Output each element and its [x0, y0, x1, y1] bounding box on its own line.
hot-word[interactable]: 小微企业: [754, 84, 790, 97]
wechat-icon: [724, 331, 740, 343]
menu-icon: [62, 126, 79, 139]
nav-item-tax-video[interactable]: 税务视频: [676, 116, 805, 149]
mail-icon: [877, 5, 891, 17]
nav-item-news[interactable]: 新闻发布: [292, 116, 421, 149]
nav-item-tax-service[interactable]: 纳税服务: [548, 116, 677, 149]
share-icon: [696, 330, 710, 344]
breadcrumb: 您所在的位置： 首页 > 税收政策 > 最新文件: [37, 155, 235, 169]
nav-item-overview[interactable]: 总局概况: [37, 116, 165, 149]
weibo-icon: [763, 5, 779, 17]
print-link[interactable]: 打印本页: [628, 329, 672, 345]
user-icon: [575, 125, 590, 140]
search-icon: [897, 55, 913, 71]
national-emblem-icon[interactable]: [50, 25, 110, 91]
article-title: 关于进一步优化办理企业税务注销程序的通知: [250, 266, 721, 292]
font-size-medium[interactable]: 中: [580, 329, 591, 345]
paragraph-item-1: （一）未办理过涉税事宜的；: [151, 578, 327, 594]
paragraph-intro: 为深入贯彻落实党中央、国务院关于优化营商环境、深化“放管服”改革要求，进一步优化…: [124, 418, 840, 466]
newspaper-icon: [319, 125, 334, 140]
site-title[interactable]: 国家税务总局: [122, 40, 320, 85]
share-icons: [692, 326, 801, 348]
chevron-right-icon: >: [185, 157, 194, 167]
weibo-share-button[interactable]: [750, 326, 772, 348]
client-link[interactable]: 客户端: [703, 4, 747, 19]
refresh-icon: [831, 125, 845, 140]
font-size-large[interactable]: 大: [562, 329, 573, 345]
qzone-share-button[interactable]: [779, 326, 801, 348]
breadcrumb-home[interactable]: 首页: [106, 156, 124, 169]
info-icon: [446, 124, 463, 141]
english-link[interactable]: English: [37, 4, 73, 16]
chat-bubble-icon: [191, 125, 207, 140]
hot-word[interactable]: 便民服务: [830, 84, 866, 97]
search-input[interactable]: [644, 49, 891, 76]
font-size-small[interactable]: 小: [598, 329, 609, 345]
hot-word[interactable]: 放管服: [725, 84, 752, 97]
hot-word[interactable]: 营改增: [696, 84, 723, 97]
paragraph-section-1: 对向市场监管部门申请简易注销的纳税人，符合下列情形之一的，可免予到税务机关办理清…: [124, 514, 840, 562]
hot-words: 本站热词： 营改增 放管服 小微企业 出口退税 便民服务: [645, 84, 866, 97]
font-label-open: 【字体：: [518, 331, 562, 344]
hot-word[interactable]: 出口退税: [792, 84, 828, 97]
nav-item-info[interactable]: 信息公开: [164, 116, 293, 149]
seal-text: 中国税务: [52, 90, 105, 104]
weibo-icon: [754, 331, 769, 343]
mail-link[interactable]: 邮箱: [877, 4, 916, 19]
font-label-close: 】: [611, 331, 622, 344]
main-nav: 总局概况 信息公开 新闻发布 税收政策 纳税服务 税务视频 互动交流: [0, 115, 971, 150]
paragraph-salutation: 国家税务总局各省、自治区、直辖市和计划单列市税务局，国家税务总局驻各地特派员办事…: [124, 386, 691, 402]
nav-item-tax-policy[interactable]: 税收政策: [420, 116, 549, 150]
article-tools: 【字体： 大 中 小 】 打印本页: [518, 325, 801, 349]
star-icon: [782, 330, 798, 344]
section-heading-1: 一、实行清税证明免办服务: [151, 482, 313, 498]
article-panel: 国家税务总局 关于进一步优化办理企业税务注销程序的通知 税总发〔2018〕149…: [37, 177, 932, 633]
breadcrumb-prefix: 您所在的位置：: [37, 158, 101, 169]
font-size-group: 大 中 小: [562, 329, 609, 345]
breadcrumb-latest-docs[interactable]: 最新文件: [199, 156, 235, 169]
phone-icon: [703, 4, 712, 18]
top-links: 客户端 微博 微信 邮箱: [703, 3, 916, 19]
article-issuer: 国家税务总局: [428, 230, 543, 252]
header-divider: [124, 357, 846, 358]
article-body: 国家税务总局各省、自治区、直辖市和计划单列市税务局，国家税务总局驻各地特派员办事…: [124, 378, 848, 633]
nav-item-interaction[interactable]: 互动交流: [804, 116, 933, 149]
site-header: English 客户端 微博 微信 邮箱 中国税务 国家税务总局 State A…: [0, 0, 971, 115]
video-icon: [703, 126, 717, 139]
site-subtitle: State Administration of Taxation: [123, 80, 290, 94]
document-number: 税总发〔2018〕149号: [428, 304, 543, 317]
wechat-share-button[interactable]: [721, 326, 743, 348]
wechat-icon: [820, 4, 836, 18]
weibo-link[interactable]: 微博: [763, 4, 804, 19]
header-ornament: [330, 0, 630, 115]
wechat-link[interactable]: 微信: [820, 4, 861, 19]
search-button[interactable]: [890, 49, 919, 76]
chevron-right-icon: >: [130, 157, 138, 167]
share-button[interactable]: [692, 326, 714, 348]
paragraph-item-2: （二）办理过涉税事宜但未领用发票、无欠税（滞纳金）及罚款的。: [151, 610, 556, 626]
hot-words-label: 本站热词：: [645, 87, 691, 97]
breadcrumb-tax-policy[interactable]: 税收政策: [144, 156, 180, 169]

==*==

- [GOAL OF THE EXERCISE]
Can you copy every one of the rows above, line for line and with no changes?

- [SOLVED PROBLEM]
Output each element and its [x0, y0, x1, y1] bounding box on its own line.
hot-word[interactable]: 小微企业: [754, 84, 790, 97]
wechat-icon: [724, 331, 740, 343]
menu-icon: [62, 126, 79, 139]
nav-item-tax-video[interactable]: 税务视频: [676, 116, 805, 149]
mail-icon: [877, 5, 891, 17]
nav-item-news[interactable]: 新闻发布: [292, 116, 421, 149]
nav-item-tax-service[interactable]: 纳税服务: [548, 116, 677, 149]
share-icon: [696, 330, 710, 344]
breadcrumb: 您所在的位置： 首页 > 税收政策 > 最新文件: [37, 155, 235, 169]
nav-item-overview[interactable]: 总局概况: [37, 116, 165, 149]
weibo-icon: [763, 5, 779, 17]
print-link[interactable]: 打印本页: [628, 329, 672, 345]
user-icon: [575, 125, 590, 140]
search-icon: [897, 55, 913, 71]
national-emblem-icon[interactable]: [50, 25, 110, 91]
article-title: 关于进一步优化办理企业税务注销程序的通知: [250, 266, 721, 292]
font-size-medium[interactable]: 中: [580, 329, 591, 345]
paragraph-item-1: （一）未办理过涉税事宜的；: [151, 578, 327, 594]
paragraph-intro: 为深入贯彻落实党中央、国务院关于优化营商环境、深化“放管服”改革要求，进一步优化…: [124, 418, 840, 466]
newspaper-icon: [319, 125, 334, 140]
site-title[interactable]: 国家税务总局: [122, 40, 320, 85]
share-icons: [692, 326, 801, 348]
chevron-right-icon: >: [185, 157, 194, 167]
weibo-share-button[interactable]: [750, 326, 772, 348]
client-link[interactable]: 客户端: [703, 4, 747, 19]
refresh-icon: [831, 125, 845, 140]
font-size-large[interactable]: 大: [562, 329, 573, 345]
qzone-share-button[interactable]: [779, 326, 801, 348]
breadcrumb-home[interactable]: 首页: [106, 156, 124, 169]
info-icon: [446, 124, 463, 141]
english-link[interactable]: English: [37, 4, 73, 16]
chat-bubble-icon: [191, 125, 207, 140]
hot-word[interactable]: 便民服务: [830, 84, 866, 97]
search-input[interactable]: [644, 49, 891, 76]
font-size-small[interactable]: 小: [598, 329, 609, 345]
hot-word[interactable]: 放管服: [725, 84, 752, 97]
hot-word[interactable]: 营改增: [696, 84, 723, 97]
paragraph-section-1: 对向市场监管部门申请简易注销的纳税人，符合下列情形之一的，可免予到税务机关办理清…: [124, 514, 840, 562]
hot-words: 本站热词： 营改增 放管服 小微企业 出口退税 便民服务: [645, 84, 866, 97]
font-label-open: 【字体：: [518, 331, 562, 344]
hot-word[interactable]: 出口退税: [792, 84, 828, 97]
nav-item-info[interactable]: 信息公开: [164, 116, 293, 149]
seal-text: 中国税务: [52, 90, 105, 104]
weibo-icon: [754, 331, 769, 343]
mail-link[interactable]: 邮箱: [877, 4, 916, 19]
font-label-close: 】: [611, 331, 622, 344]
main-nav: 总局概况 信息公开 新闻发布 税收政策 纳税服务 税务视频 互动交流: [0, 115, 971, 150]
paragraph-salutation: 国家税务总局各省、自治区、直辖市和计划单列市税务局，国家税务总局驻各地特派员办事…: [124, 386, 691, 402]
nav-item-tax-policy[interactable]: 税收政策: [420, 116, 549, 150]
article-tools: 【字体： 大 中 小 】 打印本页: [518, 325, 801, 349]
star-icon: [782, 330, 798, 344]
section-heading-1: 一、实行清税证明免办服务: [151, 482, 313, 498]
article-panel: 国家税务总局 关于进一步优化办理企业税务注销程序的通知 税总发〔2018〕149…: [37, 177, 932, 633]
breadcrumb-prefix: 您所在的位置：: [37, 158, 101, 169]
font-size-group: 大 中 小: [562, 329, 609, 345]
breadcrumb-latest-docs[interactable]: 最新文件: [199, 156, 235, 169]
phone-icon: [703, 4, 712, 18]
top-links: 客户端 微博 微信 邮箱: [703, 3, 916, 19]
article-issuer: 国家税务总局: [428, 230, 543, 252]
header-divider: [124, 357, 846, 358]
article-body: 国家税务总局各省、自治区、直辖市和计划单列市税务局，国家税务总局驻各地特派员办事…: [124, 378, 848, 633]
nav-item-interaction[interactable]: 互动交流: [804, 116, 933, 149]
site-header: English 客户端 微博 微信 邮箱 中国税务 国家税务总局 State A…: [0, 0, 971, 115]
video-icon: [703, 126, 717, 139]
site-subtitle: State Administration of Taxation: [123, 80, 290, 94]
document-number: 税总发〔2018〕149号: [428, 304, 543, 317]
wechat-share-button[interactable]: [721, 326, 743, 348]
wechat-icon: [820, 4, 836, 18]
weibo-link[interactable]: 微博: [763, 4, 804, 19]
header-ornament: [330, 0, 630, 115]
wechat-link[interactable]: 微信: [820, 4, 861, 19]
search-button[interactable]: [890, 49, 919, 76]
chevron-right-icon: >: [130, 157, 138, 167]
share-button[interactable]: [692, 326, 714, 348]
paragraph-item-2: （二）办理过涉税事宜但未领用发票、无欠税（滞纳金）及罚款的。: [151, 610, 556, 626]
hot-words-label: 本站热词：: [645, 87, 691, 97]
breadcrumb-tax-policy[interactable]: 税收政策: [144, 156, 180, 169]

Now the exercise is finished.